* 本文抜粋:
ノブノブのあすなろ奮戦記

写真、オーディオ、DIYなど趣味で定年後の自分を成長させる毎日

レトロだが実力派!「リコーフレックス ダイヤ」という二眼レフカメラ

親子3代の誕生を記録したカメラ

 

私が生まれたのは1958年。父が赤ん坊だった私を写したのが、「リコーフレックス ダイヤ」。

 

1955年発売。当時の価格で9,800円。大卒公務員の初任給が8,700円という時代でしたから、カメラがまだまだ高値の花という時期に、庶民に優しい価格のカメラとして、かなり人気があったらしいです。

 

父は私が30歳の時に亡くなったので、父の遺品のような思い入れがあり、大事に保管してきました。

リコーフレックス ダイヤ 
ファインダーカバーを開けた状態。上のレンズはビューレンズ。下のレンズが撮影用。
撮影レンズの両脇に出ているバーがフォーカシングレバー。



その後も時折持ち出しては家族や風景など撮影していましたが、ここ数年(十数年?)すっかり保管庫の隅に押しやられ、日の目を見る機会がありませんでした。

2020年、私に孫が生まれたのを機に、ふとこのカメラを思い出し、孫を撮ってみました。

2020年に生まれた孫。最短撮影距離は約1mなので、これで精いっぱいアップの写真。



 

このカメラは完全機械式カメラで、作動に電池など使用していません。保管状態が良ければ、100年でも使うことができるでしょう。

 

元気でいれば、ひ孫を撮ることもできるかもしれません。

 

一度だけ、不具合(シャッターチャージするとシャッター羽根が開いてしまう)が発生しましたが、自力で分解・修理することができました。

そんなことができるのも、機械式カメラの良いところです。

リコーフレックス ダイヤのシャッター機構部。
撮影レンズを外して蓋を開けるとアクセスできる。

* 提供された記録:
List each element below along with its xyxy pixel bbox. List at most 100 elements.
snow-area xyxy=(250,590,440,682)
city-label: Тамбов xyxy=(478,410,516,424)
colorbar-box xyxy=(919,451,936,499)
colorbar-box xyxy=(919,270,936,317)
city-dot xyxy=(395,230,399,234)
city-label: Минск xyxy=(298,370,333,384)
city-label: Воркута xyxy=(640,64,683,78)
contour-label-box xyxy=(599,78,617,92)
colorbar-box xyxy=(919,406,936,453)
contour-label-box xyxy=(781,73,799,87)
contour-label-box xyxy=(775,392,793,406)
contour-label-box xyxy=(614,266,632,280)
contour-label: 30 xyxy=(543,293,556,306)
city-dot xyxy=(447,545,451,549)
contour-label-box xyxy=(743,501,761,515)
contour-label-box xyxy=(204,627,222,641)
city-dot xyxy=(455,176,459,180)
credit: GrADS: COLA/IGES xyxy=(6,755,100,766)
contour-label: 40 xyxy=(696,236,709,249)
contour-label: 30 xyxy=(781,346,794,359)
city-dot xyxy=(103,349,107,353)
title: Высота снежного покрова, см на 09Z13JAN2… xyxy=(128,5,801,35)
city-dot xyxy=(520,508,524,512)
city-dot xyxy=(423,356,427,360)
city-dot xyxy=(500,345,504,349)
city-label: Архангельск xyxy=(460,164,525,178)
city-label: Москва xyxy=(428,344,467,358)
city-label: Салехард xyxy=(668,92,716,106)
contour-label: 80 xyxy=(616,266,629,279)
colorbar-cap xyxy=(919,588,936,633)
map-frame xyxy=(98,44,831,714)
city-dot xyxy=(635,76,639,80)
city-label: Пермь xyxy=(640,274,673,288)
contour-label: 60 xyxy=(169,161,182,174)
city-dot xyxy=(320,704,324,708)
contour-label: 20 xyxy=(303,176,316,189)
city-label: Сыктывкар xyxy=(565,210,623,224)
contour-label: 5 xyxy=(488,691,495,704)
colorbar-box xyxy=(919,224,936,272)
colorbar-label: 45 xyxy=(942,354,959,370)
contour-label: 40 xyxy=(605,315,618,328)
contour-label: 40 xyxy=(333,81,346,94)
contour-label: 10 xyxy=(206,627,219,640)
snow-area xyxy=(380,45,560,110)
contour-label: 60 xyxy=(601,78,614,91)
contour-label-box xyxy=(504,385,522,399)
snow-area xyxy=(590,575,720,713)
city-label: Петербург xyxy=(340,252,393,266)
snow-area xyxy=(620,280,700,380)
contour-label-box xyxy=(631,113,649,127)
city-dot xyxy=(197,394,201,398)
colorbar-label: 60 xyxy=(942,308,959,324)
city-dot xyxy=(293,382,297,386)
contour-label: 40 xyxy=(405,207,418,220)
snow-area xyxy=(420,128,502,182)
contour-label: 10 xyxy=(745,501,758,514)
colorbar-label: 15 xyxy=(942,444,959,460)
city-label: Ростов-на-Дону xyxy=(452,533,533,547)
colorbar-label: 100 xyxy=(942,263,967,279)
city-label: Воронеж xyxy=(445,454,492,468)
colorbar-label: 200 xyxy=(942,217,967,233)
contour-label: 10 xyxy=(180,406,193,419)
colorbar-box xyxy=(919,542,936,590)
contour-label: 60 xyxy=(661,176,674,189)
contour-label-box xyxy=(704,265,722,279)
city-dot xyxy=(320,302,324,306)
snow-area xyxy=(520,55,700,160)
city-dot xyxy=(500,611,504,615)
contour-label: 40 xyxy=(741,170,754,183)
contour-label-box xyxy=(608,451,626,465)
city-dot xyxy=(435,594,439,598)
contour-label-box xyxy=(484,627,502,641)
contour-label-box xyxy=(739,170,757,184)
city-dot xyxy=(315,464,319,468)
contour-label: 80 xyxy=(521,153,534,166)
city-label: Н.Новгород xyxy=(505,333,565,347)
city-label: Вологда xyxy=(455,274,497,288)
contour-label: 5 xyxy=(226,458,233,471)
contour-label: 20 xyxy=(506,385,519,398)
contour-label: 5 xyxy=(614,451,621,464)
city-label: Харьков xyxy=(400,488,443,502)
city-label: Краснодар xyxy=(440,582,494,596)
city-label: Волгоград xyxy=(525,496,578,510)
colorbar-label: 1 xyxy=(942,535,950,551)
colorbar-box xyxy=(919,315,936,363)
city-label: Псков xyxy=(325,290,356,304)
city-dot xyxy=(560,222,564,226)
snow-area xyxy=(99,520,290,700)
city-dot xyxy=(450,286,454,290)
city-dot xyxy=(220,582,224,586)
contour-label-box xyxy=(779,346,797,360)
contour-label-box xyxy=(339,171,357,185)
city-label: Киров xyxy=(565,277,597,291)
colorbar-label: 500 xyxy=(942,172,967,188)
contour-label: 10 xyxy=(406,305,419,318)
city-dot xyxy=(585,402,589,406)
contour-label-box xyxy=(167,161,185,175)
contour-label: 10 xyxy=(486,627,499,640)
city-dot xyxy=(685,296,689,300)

* 課題の内容:
(1) リコーフレックス ダイヤの文章で、このカメラの発売年と当時の価格は何か。
(2) リコーフレックス ダイヤの文章を、最後の文のあとから書き継げ。

* 課題ごとの解答:
(1) 1955年発売で、当時の価格は9,800円。

(2)
小さなバネが外れて不具合が起きていたが、ばねを引っ掛け直したら完全に元に戻った。



 

60年以上も前で、しかも庶民的な製品ですから単なるノスタルジー的カメラと思いがちですが、撮ってみるとその実力が意外と素晴らしいのに気が付きます。

 

リコーフレックス ダイヤというカメラ

フィルムカメラ / 製品 | RICOH IMAGING

リコーさんは、自社の旧製品をいまだにすべて紹介しているので、詳細は上記のオフィシャルサイトで確認できます。

 

私の感想ですが・・

1.リコーアナスチグマット80㎜/F3.5レンズの描写力が素晴らしい。

 ・解像力(シャープネス)が良い。

 ・カラーの再現性(発売当時は白黒が主体でした)もとても良い。

 ・ボケ味が素直で、シャープながらも優しい描写。

オールドレンズとは思えないほどシャープな描写。高いカラーコントラスト。
(絞りf=11 フジフィルム ベルビア100 成田山新勝寺門前通りにて撮影)

2.唯一無二の、フォーカスレバー方式。

 ・レンズの左右に突き出たレバーでピント合わせをする。

 ・微妙なピント調節がしやすい

   

二眼レフを持つとこんなレトロな景色にレンズを向けたくなる。
カメラをゆっくり構えて、フォーカスレバーを上下させ正確にピント合わせ。
(絞りf=5.6 フジフィルムベルビア100 成田山新勝寺門前通りにて撮影)

3.シャッターが、レバー式なので手振れが少ない

 ・二眼レフはミラーは動かないので、ミラーショックが無い。加えてこのカメラはシャッターを横にわずかに動かすだけでシャッターが切れるので、手振れの心配は少ない。

カメラを両手で支えて胸に押し当てるようにしながら、シャッターレバーでシャッターを切る。とても小さい動作なので、スローシャッターでも安心して撮影できる。
成田山新勝寺門前通りの有名な鰻屋。窓に映る屋根と室内の照明を重ねて、この町並みならではの風情を表現したかった。)

4.レンズの周辺に各機能が集約されているので、操作は少々やりづらい。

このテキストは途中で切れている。